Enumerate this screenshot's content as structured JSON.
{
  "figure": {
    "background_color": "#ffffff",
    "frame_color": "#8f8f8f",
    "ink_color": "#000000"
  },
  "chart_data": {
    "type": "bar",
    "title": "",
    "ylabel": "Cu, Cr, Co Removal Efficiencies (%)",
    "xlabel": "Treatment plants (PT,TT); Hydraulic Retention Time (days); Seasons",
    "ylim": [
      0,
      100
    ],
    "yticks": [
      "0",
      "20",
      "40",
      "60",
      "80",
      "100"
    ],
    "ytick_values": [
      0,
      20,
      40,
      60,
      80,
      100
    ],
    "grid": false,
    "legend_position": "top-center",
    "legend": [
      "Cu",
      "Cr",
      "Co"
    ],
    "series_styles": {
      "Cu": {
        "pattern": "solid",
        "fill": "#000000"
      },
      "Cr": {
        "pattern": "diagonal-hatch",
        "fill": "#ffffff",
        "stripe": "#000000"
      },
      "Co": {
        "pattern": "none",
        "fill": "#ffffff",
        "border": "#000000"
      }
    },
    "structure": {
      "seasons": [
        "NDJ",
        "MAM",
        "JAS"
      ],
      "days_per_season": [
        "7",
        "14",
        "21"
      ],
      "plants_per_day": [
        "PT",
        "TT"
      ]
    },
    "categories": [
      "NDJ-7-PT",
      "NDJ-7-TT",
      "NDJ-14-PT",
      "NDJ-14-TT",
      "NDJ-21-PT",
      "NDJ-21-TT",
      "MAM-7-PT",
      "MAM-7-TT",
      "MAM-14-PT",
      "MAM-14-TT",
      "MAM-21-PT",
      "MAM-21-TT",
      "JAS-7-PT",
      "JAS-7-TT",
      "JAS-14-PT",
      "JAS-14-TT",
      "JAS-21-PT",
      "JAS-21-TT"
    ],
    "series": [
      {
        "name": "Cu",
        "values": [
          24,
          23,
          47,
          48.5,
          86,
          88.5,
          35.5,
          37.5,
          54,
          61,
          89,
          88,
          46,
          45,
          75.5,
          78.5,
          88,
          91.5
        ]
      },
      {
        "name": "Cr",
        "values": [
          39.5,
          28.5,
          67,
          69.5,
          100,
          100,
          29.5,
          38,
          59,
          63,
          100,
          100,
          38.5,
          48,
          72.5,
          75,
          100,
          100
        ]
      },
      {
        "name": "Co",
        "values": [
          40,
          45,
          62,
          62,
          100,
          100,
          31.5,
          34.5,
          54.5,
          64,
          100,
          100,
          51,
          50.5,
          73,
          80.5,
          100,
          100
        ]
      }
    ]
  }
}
--------------------------------
In this exercise, repeat all entries exactly.

CORRECT ANSWER =>
Enumerate this screenshot's content as structured JSON.
{
  "figure": {
    "background_color": "#ffffff",
    "frame_color": "#8f8f8f",
    "ink_color": "#000000"
  },
  "chart_data": {
    "type": "bar",
    "title": "",
    "ylabel": "Cu, Cr, Co Removal Efficiencies (%)",
    "xlabel": "Treatment plants (PT,TT); Hydraulic Retention Time (days); Seasons",
    "ylim": [
      0,
      100
    ],
    "yticks": [
      "0",
      "20",
      "40",
      "60",
      "80",
      "100"
    ],
    "ytick_values": [
      0,
      20,
      40,
      60,
      80,
      100
    ],
    "grid": false,
    "legend_position": "top-center",
    "legend": [
      "Cu",
      "Cr",
      "Co"
    ],
    "series_styles": {
      "Cu": {
        "pattern": "solid",
        "fill": "#000000"
      },
      "Cr": {
        "pattern": "diagonal-hatch",
        "fill": "#ffffff",
        "stripe": "#000000"
      },
      "Co": {
        "pattern": "none",
        "fill": "#ffffff",
        "border": "#000000"
      }
    },
    "structure": {
      "seasons": [
        "NDJ",
        "MAM",
        "JAS"
      ],
      "days_per_season": [
        "7",
        "14",
        "21"
      ],
      "plants_per_day": [
        "PT",
        "TT"
      ]
    },
    "categories": [
      "NDJ-7-PT",
      "NDJ-7-TT",
      "NDJ-14-PT",
      "NDJ-14-TT",
      "NDJ-21-PT",
      "NDJ-21-TT",
      "MAM-7-PT",
      "MAM-7-TT",
      "MAM-14-PT",
      "MAM-14-TT",
      "MAM-21-PT",
      "MAM-21-TT",
      "JAS-7-PT",
      "JAS-7-TT",
      "JAS-14-PT",
      "JAS-14-TT",
      "JAS-21-PT",
      "JAS-21-TT"
    ],
    "series": [
      {
        "name": "Cu",
        "values": [
          24,
          23,
          47,
          48.5,
          86,
          88.5,
          35.5,
          37.5,
          54,
          61,
          89,
          88,
          46,
          45,
          75.5,
          78.5,
          88,
          91.5
        ]
      },
      {
        "name": "Cr",
        "values": [
          39.5,
          28.5,
          67,
          69.5,
          100,
          100,
          29.5,
          38,
          59,
          63,
          100,
          100,
          38.5,
          48,
          72.5,
          75,
          100,
          100
        ]
      },
      {
        "name": "Co",
        "values": [
          40,
          45,
          62,
          62,
          100,
          100,
          31.5,
          34.5,
          54.5,
          64,
          100,
          100,
          51,
          50.5,
          73,
          80.5,
          100,
          100
        ]
      }
    ]
  }
}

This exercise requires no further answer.